- **Task details**
Identify each line below containing the string "verstorben" and copy it.

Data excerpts
═══

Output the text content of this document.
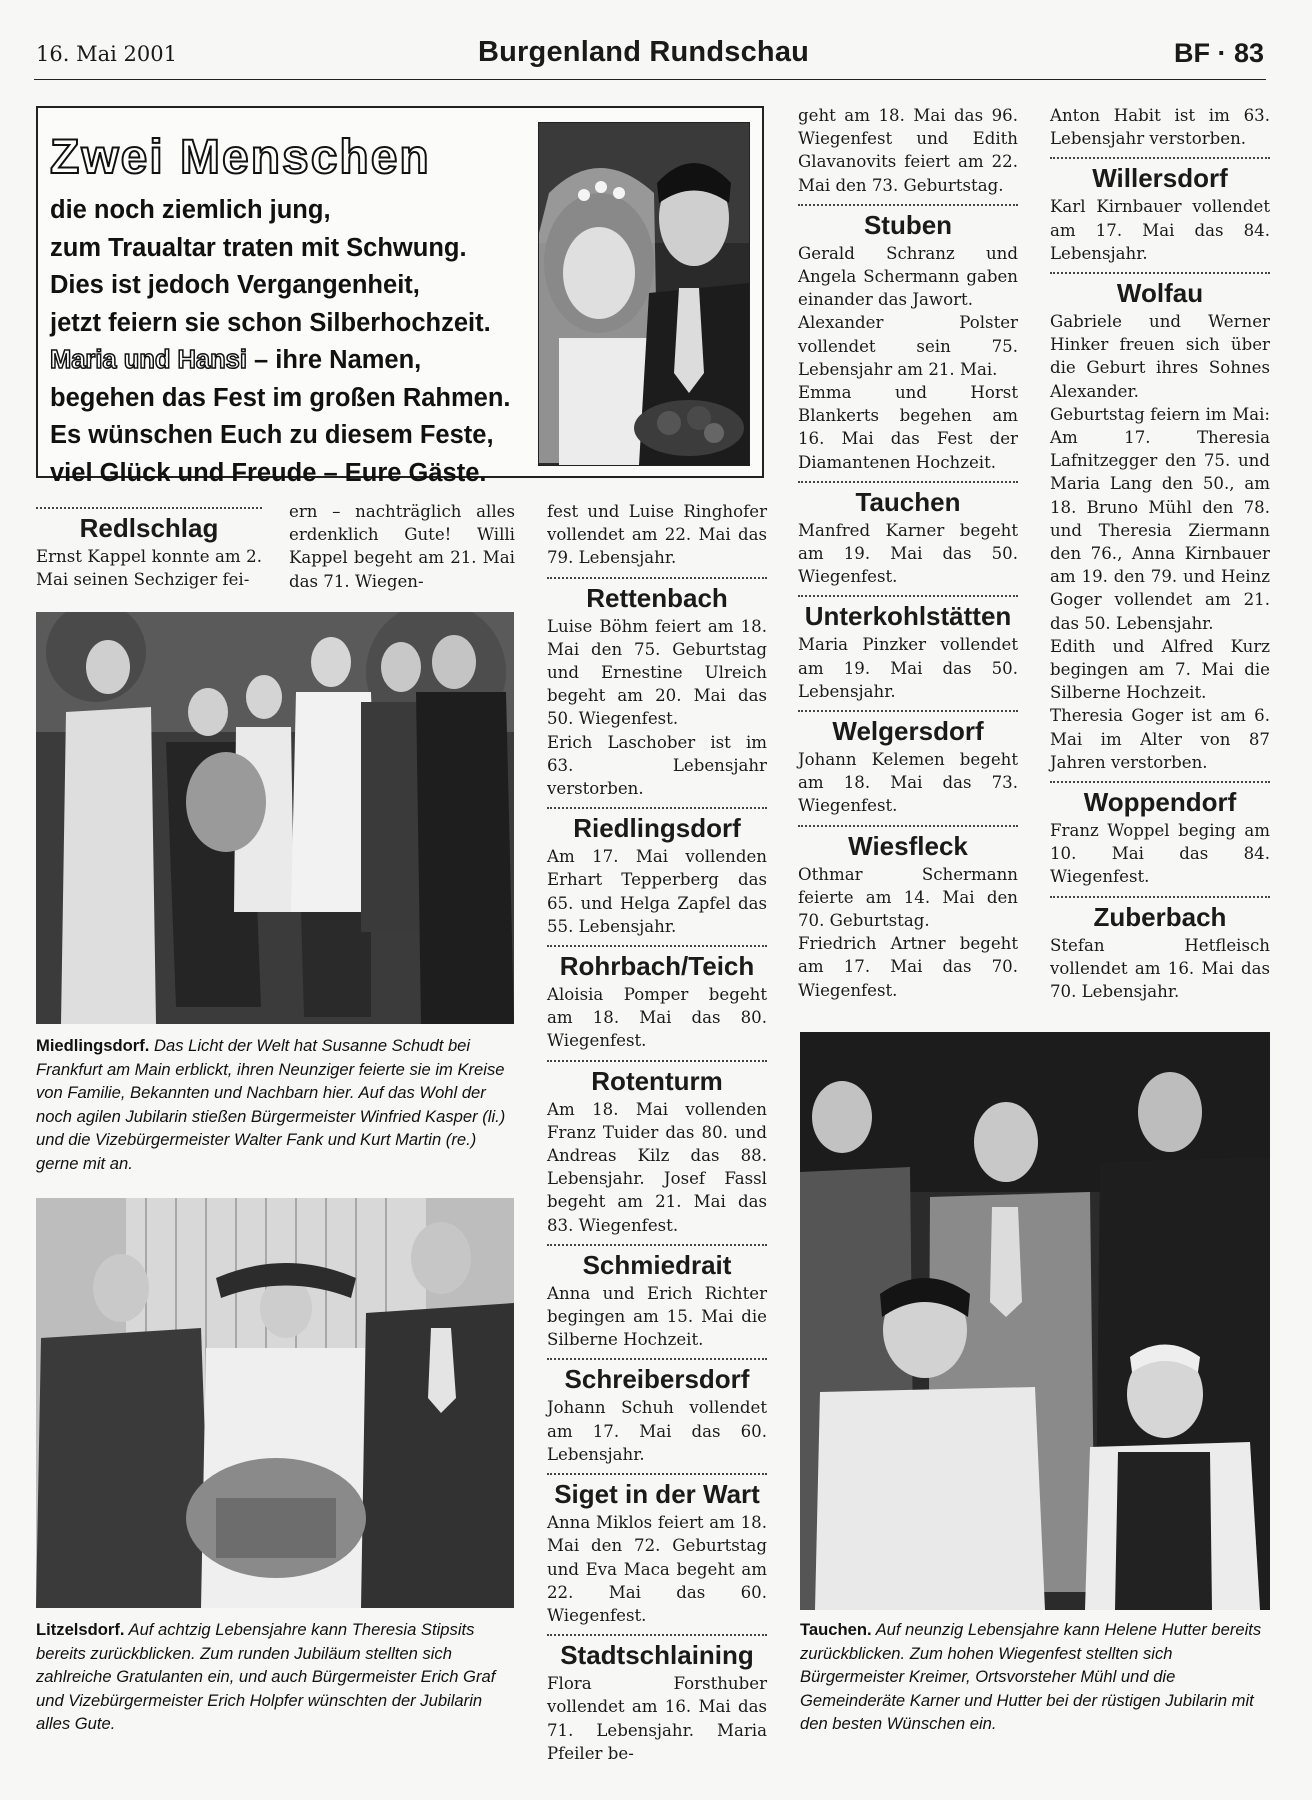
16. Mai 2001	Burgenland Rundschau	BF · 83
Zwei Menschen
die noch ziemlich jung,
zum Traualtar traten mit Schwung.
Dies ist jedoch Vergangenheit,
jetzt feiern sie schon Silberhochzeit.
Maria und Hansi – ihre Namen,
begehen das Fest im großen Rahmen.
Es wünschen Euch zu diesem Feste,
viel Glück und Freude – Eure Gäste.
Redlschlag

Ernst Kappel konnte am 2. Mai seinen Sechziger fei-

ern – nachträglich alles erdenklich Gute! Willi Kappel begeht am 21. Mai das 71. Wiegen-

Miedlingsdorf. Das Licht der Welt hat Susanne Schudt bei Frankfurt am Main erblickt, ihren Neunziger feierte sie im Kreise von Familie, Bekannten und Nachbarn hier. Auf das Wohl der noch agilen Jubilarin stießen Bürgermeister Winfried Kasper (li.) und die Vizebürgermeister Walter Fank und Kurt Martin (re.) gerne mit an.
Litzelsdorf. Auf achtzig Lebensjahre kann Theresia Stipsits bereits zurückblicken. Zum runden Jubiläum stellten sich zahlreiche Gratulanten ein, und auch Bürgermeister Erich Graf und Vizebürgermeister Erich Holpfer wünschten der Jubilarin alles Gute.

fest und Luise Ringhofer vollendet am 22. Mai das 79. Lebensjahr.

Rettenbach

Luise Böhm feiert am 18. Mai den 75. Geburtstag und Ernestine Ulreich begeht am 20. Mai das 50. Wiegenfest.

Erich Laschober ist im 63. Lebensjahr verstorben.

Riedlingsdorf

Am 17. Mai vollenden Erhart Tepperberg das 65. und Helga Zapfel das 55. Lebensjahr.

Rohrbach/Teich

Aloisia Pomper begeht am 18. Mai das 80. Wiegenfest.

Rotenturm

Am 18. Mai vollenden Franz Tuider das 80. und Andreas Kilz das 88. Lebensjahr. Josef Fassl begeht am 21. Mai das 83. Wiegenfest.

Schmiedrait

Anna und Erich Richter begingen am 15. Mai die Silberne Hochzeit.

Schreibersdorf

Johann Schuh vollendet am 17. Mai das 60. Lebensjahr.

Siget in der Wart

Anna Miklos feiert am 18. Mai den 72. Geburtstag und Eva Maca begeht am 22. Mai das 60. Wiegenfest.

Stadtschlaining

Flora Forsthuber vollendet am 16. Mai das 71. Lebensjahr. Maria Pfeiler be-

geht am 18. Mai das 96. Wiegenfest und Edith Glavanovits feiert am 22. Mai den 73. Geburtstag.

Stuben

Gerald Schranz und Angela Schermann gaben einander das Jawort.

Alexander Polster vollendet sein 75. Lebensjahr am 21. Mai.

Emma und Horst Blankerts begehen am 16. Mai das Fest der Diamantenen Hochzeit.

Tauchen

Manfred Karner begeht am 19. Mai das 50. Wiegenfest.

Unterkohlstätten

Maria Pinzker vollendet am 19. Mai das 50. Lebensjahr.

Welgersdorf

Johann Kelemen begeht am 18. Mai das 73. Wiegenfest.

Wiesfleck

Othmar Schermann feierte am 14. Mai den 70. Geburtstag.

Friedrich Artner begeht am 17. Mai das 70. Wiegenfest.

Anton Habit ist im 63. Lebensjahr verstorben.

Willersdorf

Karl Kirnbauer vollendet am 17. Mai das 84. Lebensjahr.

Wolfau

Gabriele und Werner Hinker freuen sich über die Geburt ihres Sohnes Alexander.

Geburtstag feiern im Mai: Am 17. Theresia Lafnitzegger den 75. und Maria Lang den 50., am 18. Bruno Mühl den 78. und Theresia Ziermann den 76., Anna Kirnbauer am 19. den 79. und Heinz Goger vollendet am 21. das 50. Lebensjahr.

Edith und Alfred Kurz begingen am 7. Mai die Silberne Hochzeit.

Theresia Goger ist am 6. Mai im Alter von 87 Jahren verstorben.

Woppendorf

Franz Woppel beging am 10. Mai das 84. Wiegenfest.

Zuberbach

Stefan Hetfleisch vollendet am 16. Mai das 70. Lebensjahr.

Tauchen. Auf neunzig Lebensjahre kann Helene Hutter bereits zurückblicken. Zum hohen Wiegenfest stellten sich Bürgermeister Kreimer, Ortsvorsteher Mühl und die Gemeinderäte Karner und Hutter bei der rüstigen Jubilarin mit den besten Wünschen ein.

═══

- **Exercise answer**
Erich Laschober ist im 63. Lebensjahr verstorben.
Anton Habit ist im 63. Lebensjahr verstorben.
Theresia Goger ist am 6. Mai im Alter von 87 Jahren verstorben.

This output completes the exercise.